= PROBLEM TO SOLVE =
Rewrite the rows below, replacing every "sector-arc-minor" with "sector-arc-small" and leaving everything else unchanged.

= MATERIAL FOR THIS TASK =

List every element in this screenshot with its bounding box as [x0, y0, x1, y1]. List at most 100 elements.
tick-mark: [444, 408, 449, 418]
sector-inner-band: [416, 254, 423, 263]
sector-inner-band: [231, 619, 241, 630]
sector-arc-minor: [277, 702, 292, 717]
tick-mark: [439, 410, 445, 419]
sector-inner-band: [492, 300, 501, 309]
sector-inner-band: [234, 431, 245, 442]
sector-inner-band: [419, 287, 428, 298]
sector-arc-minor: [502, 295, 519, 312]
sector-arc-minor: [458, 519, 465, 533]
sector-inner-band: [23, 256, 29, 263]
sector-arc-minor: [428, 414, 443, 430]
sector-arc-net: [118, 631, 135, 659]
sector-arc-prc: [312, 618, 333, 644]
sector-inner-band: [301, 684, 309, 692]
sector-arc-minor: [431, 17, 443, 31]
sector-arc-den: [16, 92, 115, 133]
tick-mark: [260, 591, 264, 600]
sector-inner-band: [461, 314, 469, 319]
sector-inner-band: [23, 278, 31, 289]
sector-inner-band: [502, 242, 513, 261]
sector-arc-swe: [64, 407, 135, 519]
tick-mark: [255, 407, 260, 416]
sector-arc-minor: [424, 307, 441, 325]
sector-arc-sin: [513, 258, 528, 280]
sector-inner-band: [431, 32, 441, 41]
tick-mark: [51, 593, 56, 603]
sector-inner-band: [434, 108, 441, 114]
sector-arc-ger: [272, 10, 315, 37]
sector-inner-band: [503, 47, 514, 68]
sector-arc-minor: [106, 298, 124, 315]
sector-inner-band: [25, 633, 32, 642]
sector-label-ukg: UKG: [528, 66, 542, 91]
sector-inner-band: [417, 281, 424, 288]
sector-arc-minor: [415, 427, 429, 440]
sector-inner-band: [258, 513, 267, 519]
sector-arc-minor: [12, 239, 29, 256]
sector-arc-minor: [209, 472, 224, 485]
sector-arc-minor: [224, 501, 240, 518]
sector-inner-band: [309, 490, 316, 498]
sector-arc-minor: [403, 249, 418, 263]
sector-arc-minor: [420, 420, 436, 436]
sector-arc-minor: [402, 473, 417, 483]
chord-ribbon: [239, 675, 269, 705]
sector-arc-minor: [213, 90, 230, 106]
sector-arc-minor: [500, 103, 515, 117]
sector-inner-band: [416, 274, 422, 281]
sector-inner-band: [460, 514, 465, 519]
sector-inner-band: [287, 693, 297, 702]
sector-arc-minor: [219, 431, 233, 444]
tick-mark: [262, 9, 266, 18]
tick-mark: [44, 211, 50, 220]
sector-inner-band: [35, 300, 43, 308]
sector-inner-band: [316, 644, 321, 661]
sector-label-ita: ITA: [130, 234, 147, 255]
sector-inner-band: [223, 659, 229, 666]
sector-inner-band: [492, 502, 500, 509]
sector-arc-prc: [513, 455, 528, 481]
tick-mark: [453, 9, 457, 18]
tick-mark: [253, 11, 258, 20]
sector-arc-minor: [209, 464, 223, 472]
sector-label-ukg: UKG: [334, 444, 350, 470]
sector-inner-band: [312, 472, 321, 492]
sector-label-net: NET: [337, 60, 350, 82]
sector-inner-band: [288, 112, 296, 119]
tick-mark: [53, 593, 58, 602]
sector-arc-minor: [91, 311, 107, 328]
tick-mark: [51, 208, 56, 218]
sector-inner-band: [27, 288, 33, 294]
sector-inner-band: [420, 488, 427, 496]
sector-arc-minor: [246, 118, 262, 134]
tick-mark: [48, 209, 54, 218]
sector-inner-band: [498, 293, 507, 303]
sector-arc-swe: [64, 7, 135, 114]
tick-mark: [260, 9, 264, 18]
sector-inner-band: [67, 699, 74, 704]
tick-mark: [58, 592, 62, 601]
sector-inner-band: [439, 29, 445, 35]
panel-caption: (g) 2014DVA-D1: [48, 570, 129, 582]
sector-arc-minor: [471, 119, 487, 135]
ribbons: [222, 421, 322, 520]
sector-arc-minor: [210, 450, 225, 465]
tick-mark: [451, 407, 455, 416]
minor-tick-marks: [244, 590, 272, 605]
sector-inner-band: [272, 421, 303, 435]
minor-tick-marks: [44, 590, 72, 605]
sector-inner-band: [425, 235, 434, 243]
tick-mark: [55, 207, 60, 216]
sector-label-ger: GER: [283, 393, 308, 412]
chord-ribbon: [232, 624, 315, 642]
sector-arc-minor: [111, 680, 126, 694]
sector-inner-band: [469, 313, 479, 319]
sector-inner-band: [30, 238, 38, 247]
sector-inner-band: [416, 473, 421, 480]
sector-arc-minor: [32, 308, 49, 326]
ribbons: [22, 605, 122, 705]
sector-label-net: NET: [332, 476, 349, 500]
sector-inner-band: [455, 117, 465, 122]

= SOLUTION =
List every element in this screenshot with its bounding box as [x0, y0, x1, y1]. List at most 100 elements.
tick-mark: [444, 408, 449, 418]
sector-inner-band: [416, 254, 423, 263]
sector-inner-band: [231, 619, 241, 630]
sector-arc-small: [277, 702, 292, 717]
tick-mark: [439, 410, 445, 419]
sector-inner-band: [492, 300, 501, 309]
sector-inner-band: [234, 431, 245, 442]
sector-inner-band: [419, 287, 428, 298]
sector-arc-small: [502, 295, 519, 312]
sector-arc-small: [458, 519, 465, 533]
sector-inner-band: [23, 256, 29, 263]
sector-arc-small: [428, 414, 443, 430]
sector-arc-net: [118, 631, 135, 659]
sector-arc-prc: [312, 618, 333, 644]
sector-inner-band: [301, 684, 309, 692]
sector-arc-small: [431, 17, 443, 31]
sector-arc-den: [16, 92, 115, 133]
tick-mark: [260, 591, 264, 600]
sector-inner-band: [461, 314, 469, 319]
sector-inner-band: [23, 278, 31, 289]
sector-inner-band: [502, 242, 513, 261]
sector-arc-swe: [64, 407, 135, 519]
tick-mark: [255, 407, 260, 416]
sector-arc-small: [424, 307, 441, 325]
sector-arc-sin: [513, 258, 528, 280]
sector-inner-band: [431, 32, 441, 41]
tick-mark: [51, 593, 56, 603]
sector-inner-band: [434, 108, 441, 114]
sector-arc-ger: [272, 10, 315, 37]
sector-inner-band: [503, 47, 514, 68]
sector-arc-small: [106, 298, 124, 315]
sector-inner-band: [25, 633, 32, 642]
sector-label-ukg: UKG: [528, 66, 542, 91]
sector-inner-band: [417, 281, 424, 288]
sector-arc-small: [415, 427, 429, 440]
sector-inner-band: [258, 513, 267, 519]
sector-arc-small: [12, 239, 29, 256]
sector-arc-small: [209, 472, 224, 485]
sector-arc-small: [224, 501, 240, 518]
sector-inner-band: [309, 490, 316, 498]
sector-arc-small: [403, 249, 418, 263]
sector-arc-small: [420, 420, 436, 436]
sector-arc-small: [402, 473, 417, 483]
chord-ribbon: [239, 675, 269, 705]
sector-arc-small: [213, 90, 230, 106]
sector-arc-small: [500, 103, 515, 117]
sector-inner-band: [416, 274, 422, 281]
sector-inner-band: [460, 514, 465, 519]
sector-inner-band: [287, 693, 297, 702]
sector-arc-small: [219, 431, 233, 444]
tick-mark: [262, 9, 266, 18]
tick-mark: [44, 211, 50, 220]
sector-inner-band: [35, 300, 43, 308]
sector-inner-band: [316, 644, 321, 661]
sector-label-ita: ITA: [130, 234, 147, 255]
sector-inner-band: [223, 659, 229, 666]
sector-inner-band: [492, 502, 500, 509]
sector-arc-prc: [513, 455, 528, 481]
tick-mark: [453, 9, 457, 18]
tick-mark: [253, 11, 258, 20]
sector-arc-small: [209, 464, 223, 472]
sector-label-ukg: UKG: [334, 444, 350, 470]
sector-inner-band: [312, 472, 321, 492]
sector-label-net: NET: [337, 60, 350, 82]
sector-inner-band: [288, 112, 296, 119]
tick-mark: [53, 593, 58, 602]
sector-arc-small: [91, 311, 107, 328]
tick-mark: [51, 208, 56, 218]
sector-inner-band: [27, 288, 33, 294]
sector-inner-band: [420, 488, 427, 496]
sector-arc-small: [246, 118, 262, 134]
tick-mark: [48, 209, 54, 218]
sector-inner-band: [498, 293, 507, 303]
sector-arc-swe: [64, 7, 135, 114]
tick-mark: [260, 9, 264, 18]
sector-inner-band: [67, 699, 74, 704]
tick-mark: [58, 592, 62, 601]
sector-inner-band: [439, 29, 445, 35]
panel-caption: (g) 2014DVA-D1: [48, 570, 129, 582]
sector-arc-small: [471, 119, 487, 135]
ribbons: [222, 421, 322, 520]
sector-arc-small: [210, 450, 225, 465]
tick-mark: [451, 407, 455, 416]
minor-tick-marks: [244, 590, 272, 605]
sector-inner-band: [272, 421, 303, 435]
minor-tick-marks: [44, 590, 72, 605]
sector-inner-band: [425, 235, 434, 243]
tick-mark: [55, 207, 60, 216]
sector-label-ger: GER: [283, 393, 308, 412]
chord-ribbon: [232, 624, 315, 642]
sector-arc-small: [111, 680, 126, 694]
sector-inner-band: [469, 313, 479, 319]
sector-inner-band: [30, 238, 38, 247]
sector-inner-band: [416, 473, 421, 480]
sector-arc-small: [32, 308, 49, 326]
ribbons: [22, 605, 122, 705]
sector-label-net: NET: [332, 476, 349, 500]
sector-inner-band: [455, 117, 465, 122]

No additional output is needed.